• EXERCISE TASK
Repeat the entire listing exactly.

• PROVIDED ENTRIES

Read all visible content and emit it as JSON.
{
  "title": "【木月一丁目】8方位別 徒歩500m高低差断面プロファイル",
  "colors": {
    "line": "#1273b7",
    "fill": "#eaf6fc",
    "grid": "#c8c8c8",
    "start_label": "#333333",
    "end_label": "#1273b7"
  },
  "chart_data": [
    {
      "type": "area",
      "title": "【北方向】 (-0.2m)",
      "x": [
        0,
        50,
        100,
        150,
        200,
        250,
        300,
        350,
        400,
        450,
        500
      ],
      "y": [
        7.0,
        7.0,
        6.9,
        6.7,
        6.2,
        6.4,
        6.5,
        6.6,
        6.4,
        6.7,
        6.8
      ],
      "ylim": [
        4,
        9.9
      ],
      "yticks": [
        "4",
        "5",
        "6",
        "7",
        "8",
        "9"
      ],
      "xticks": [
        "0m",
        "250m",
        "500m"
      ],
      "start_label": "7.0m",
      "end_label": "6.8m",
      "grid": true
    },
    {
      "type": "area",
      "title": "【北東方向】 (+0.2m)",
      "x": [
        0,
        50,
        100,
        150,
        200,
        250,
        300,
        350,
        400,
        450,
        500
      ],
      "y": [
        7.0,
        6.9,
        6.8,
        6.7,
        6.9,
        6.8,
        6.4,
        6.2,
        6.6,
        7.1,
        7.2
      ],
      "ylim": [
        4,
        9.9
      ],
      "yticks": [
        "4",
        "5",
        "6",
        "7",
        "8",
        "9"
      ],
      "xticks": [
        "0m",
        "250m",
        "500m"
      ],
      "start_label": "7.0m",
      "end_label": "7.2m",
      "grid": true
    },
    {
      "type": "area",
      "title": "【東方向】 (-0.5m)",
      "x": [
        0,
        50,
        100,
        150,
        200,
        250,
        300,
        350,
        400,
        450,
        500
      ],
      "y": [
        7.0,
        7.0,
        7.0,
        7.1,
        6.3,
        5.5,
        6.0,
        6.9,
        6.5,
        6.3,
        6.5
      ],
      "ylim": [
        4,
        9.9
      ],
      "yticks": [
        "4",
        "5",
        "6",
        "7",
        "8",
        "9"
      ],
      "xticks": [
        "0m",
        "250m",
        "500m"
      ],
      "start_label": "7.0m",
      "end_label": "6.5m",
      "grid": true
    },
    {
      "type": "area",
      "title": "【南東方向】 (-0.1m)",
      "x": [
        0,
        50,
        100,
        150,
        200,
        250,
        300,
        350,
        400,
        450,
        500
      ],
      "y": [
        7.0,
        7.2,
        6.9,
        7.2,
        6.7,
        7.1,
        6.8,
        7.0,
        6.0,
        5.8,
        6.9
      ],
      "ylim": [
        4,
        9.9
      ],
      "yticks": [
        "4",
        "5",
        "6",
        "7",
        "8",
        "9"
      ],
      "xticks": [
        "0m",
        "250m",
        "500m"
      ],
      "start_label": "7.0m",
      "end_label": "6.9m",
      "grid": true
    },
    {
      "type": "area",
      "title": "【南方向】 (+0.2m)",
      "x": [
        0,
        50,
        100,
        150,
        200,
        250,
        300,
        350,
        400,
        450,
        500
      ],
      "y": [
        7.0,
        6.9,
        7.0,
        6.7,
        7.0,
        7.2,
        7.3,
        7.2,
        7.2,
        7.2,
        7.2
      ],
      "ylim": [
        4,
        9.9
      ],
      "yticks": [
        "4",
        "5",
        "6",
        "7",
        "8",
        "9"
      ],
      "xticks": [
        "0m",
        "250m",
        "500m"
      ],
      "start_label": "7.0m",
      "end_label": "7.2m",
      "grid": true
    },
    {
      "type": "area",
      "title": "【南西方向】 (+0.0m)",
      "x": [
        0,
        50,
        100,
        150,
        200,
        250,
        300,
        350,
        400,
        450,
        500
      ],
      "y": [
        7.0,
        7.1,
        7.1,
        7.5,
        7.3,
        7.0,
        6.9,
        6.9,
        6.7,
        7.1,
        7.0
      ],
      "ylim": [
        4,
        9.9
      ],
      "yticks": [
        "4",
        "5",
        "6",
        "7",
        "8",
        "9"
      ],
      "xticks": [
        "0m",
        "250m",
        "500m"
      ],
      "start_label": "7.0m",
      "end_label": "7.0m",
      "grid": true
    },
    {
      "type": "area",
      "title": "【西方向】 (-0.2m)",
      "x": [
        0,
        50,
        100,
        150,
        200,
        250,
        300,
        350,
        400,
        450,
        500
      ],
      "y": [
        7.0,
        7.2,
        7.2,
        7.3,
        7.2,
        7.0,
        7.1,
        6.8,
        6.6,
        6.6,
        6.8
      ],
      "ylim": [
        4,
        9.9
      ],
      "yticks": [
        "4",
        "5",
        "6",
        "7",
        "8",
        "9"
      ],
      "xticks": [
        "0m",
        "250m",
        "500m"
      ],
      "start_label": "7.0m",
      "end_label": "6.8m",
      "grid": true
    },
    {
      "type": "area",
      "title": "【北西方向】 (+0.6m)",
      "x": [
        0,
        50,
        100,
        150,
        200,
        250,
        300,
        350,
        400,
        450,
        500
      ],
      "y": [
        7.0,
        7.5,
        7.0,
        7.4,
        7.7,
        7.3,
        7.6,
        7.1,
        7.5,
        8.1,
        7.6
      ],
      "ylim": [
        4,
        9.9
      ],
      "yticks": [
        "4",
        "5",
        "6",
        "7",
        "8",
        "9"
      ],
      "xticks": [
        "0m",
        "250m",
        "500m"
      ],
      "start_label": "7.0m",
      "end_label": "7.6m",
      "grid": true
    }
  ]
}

• WRITTEN RESPONSE
Read all visible content and emit it as JSON.
{
  "title": "【木月一丁目】8方位別 徒歩500m高低差断面プロファイル",
  "colors": {
    "line": "#1273b7",
    "fill": "#eaf6fc",
    "grid": "#c8c8c8",
    "start_label": "#333333",
    "end_label": "#1273b7"
  },
  "chart_data": [
    {
      "type": "area",
      "title": "【北方向】 (-0.2m)",
      "x": [
        0,
        50,
        100,
        150,
        200,
        250,
        300,
        350,
        400,
        450,
        500
      ],
      "y": [
        7.0,
        7.0,
        6.9,
        6.7,
        6.2,
        6.4,
        6.5,
        6.6,
        6.4,
        6.7,
        6.8
      ],
      "ylim": [
        4,
        9.9
      ],
      "yticks": [
        "4",
        "5",
        "6",
        "7",
        "8",
        "9"
      ],
      "xticks": [
        "0m",
        "250m",
        "500m"
      ],
      "start_label": "7.0m",
      "end_label": "6.8m",
      "grid": true
    },
    {
      "type": "area",
      "title": "【北東方向】 (+0.2m)",
      "x": [
        0,
        50,
        100,
        150,
        200,
        250,
        300,
        350,
        400,
        450,
        500
      ],
      "y": [
        7.0,
        6.9,
        6.8,
        6.7,
        6.9,
        6.8,
        6.4,
        6.2,
        6.6,
        7.1,
        7.2
      ],
      "ylim": [
        4,
        9.9
      ],
      "yticks": [
        "4",
        "5",
        "6",
        "7",
        "8",
        "9"
      ],
      "xticks": [
        "0m",
        "250m",
        "500m"
      ],
      "start_label": "7.0m",
      "end_label": "7.2m",
      "grid": true
    },
    {
      "type": "area",
      "title": "【東方向】 (-0.5m)",
      "x": [
        0,
        50,
        100,
        150,
        200,
        250,
        300,
        350,
        400,
        450,
        500
      ],
      "y": [
        7.0,
        7.0,
        7.0,
        7.1,
        6.3,
        5.5,
        6.0,
        6.9,
        6.5,
        6.3,
        6.5
      ],
      "ylim": [
        4,
        9.9
      ],
      "yticks": [
        "4",
        "5",
        "6",
        "7",
        "8",
        "9"
      ],
      "xticks": [
        "0m",
        "250m",
        "500m"
      ],
      "start_label": "7.0m",
      "end_label": "6.5m",
      "grid": true
    },
    {
      "type": "area",
      "title": "【南東方向】 (-0.1m)",
      "x": [
        0,
        50,
        100,
        150,
        200,
        250,
        300,
        350,
        400,
        450,
        500
      ],
      "y": [
        7.0,
        7.2,
        6.9,
        7.2,
        6.7,
        7.1,
        6.8,
        7.0,
        6.0,
        5.8,
        6.9
      ],
      "ylim": [
        4,
        9.9
      ],
      "yticks": [
        "4",
        "5",
        "6",
        "7",
        "8",
        "9"
      ],
      "xticks": [
        "0m",
        "250m",
        "500m"
      ],
      "start_label": "7.0m",
      "end_label": "6.9m",
      "grid": true
    },
    {
      "type": "area",
      "title": "【南方向】 (+0.2m)",
      "x": [
        0,
        50,
        100,
        150,
        200,
        250,
        300,
        350,
        400,
        450,
        500
      ],
      "y": [
        7.0,
        6.9,
        7.0,
        6.7,
        7.0,
        7.2,
        7.3,
        7.2,
        7.2,
        7.2,
        7.2
      ],
      "ylim": [
        4,
        9.9
      ],
      "yticks": [
        "4",
        "5",
        "6",
        "7",
        "8",
        "9"
      ],
      "xticks": [
        "0m",
        "250m",
        "500m"
      ],
      "start_label": "7.0m",
      "end_label": "7.2m",
      "grid": true
    },
    {
      "type": "area",
      "title": "【南西方向】 (+0.0m)",
      "x": [
        0,
        50,
        100,
        150,
        200,
        250,
        300,
        350,
        400,
        450,
        500
      ],
      "y": [
        7.0,
        7.1,
        7.1,
        7.5,
        7.3,
        7.0,
        6.9,
        6.9,
        6.7,
        7.1,
        7.0
      ],
      "ylim": [
        4,
        9.9
      ],
      "yticks": [
        "4",
        "5",
        "6",
        "7",
        "8",
        "9"
      ],
      "xticks": [
        "0m",
        "250m",
        "500m"
      ],
      "start_label": "7.0m",
      "end_label": "7.0m",
      "grid": true
    },
    {
      "type": "area",
      "title": "【西方向】 (-0.2m)",
      "x": [
        0,
        50,
        100,
        150,
        200,
        250,
        300,
        350,
        400,
        450,
        500
      ],
      "y": [
        7.0,
        7.2,
        7.2,
        7.3,
        7.2,
        7.0,
        7.1,
        6.8,
        6.6,
        6.6,
        6.8
      ],
      "ylim": [
        4,
        9.9
      ],
      "yticks": [
        "4",
        "5",
        "6",
        "7",
        "8",
        "9"
      ],
      "xticks": [
        "0m",
        "250m",
        "500m"
      ],
      "start_label": "7.0m",
      "end_label": "6.8m",
      "grid": true
    },
    {
      "type": "area",
      "title": "【北西方向】 (+0.6m)",
      "x": [
        0,
        50,
        100,
        150,
        200,
        250,
        300,
        350,
        400,
        450,
        500
      ],
      "y": [
        7.0,
        7.5,
        7.0,
        7.4,
        7.7,
        7.3,
        7.6,
        7.1,
        7.5,
        8.1,
        7.6
      ],
      "ylim": [
        4,
        9.9
      ],
      "yticks": [
        "4",
        "5",
        "6",
        "7",
        "8",
        "9"
      ],
      "xticks": [
        "0m",
        "250m",
        "500m"
      ],
      "start_label": "7.0m",
      "end_label": "7.6m",
      "grid": true
    }
  ]
}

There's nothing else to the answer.